Recorded data:

>> BEGIN

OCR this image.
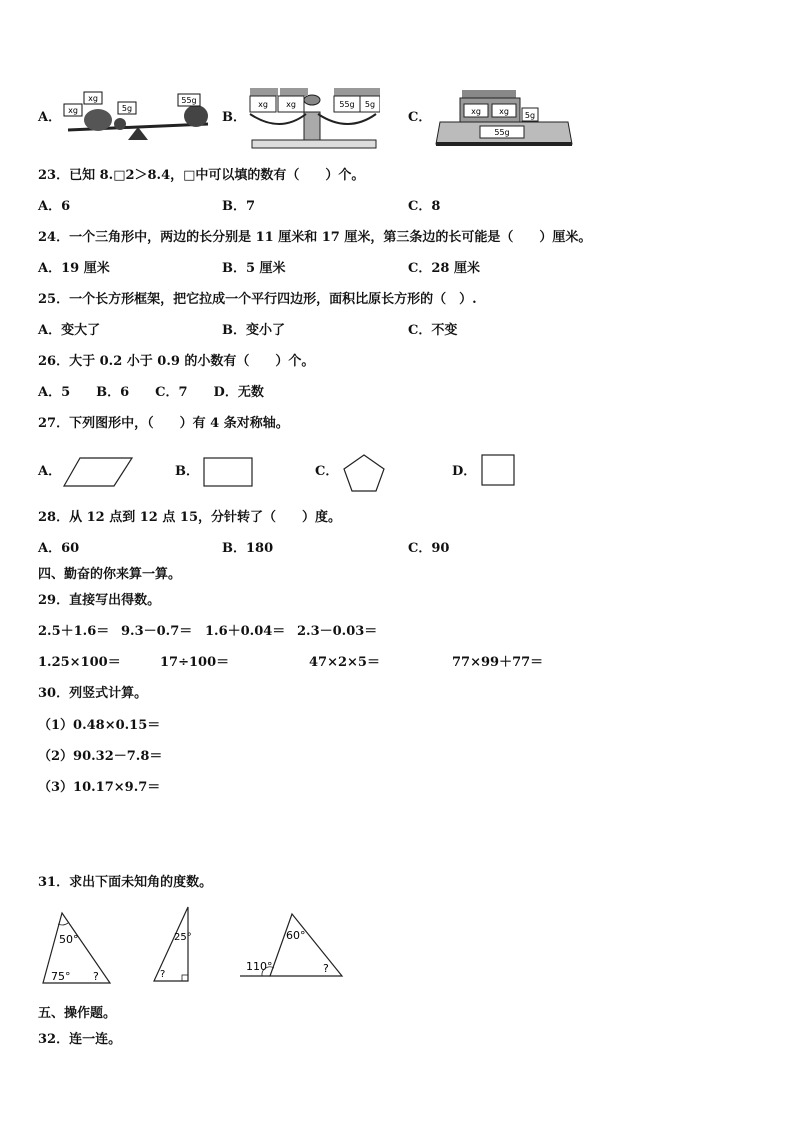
A． xg
xg
5g
55g
B．
xg xg	55g 5g
C．	xg xg 5g
55g
23．已知 8.□2＞8.4，□中可以填的数有（　　）个。
A．6	B．7	C．8
24．一个三角形中，两边的长分别是 11 厘米和 17 厘米，第三条边的长可能是（　　）厘米。
A．19 厘米	B．5 厘米	C．28 厘米
25．一个长方形框架，把它拉成一个平行四边形，面积比原长方形的（　）.
A．变大了	B．变小了	C．不变
26．大于 0.2 小于 0.9 的小数有（　　）个。
A．5　　B．6　　C．7　　D．无数
27．下列图形中，（　　）有 4 条对称轴。
A．	B．	C．	D．
28．从 12 点到 12 点 15，分针转了（　　）度。
A．60	B．180	C．90
四、勤奋的你来算一算。
29．直接写出得数。
2.5＋1.6＝ 9.3－0.7＝ 1.6＋0.04＝ 2.3－0.03＝
1.25×100＝	17÷100＝	47×2×5＝	77×99＋77＝
30．列竖式计算。
（1）0.48×0.15＝
（2）90.32－7.8＝
（3）10.17×9.7＝
31．求出下面未知角的度数。
50°
75° ?
25°
?
60°
110°	?
五、操作题。
32．连一连。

>> END

=== SHORT PROBLEM ===
Using the data above, write out every line exactly, leaving the images behind.

=== TASK ANSWER ===
OCR this image.
A． xg
xg
5g
55g
B．
xg xg	55g 5g
C．	xg xg 5g
55g
23．已知 8.□2＞8.4，□中可以填的数有（　　）个。
A．6	B．7	C．8
24．一个三角形中，两边的长分别是 11 厘米和 17 厘米，第三条边的长可能是（　　）厘米。
A．19 厘米	B．5 厘米	C．28 厘米
25．一个长方形框架，把它拉成一个平行四边形，面积比原长方形的（　）.
A．变大了	B．变小了	C．不变
26．大于 0.2 小于 0.9 的小数有（　　）个。
A．5　　B．6　　C．7　　D．无数
27．下列图形中，（　　）有 4 条对称轴。
A．	B．	C．	D．
28．从 12 点到 12 点 15，分针转了（　　）度。
A．60	B．180	C．90
四、勤奋的你来算一算。
29．直接写出得数。
2.5＋1.6＝ 9.3－0.7＝ 1.6＋0.04＝ 2.3－0.03＝
1.25×100＝	17÷100＝	47×2×5＝	77×99＋77＝
30．列竖式计算。
（1）0.48×0.15＝
（2）90.32－7.8＝
（3）10.17×9.7＝
31．求出下面未知角的度数。
50°
75° ?
25°
?
60°
110°	?
五、操作题。
32．连一连。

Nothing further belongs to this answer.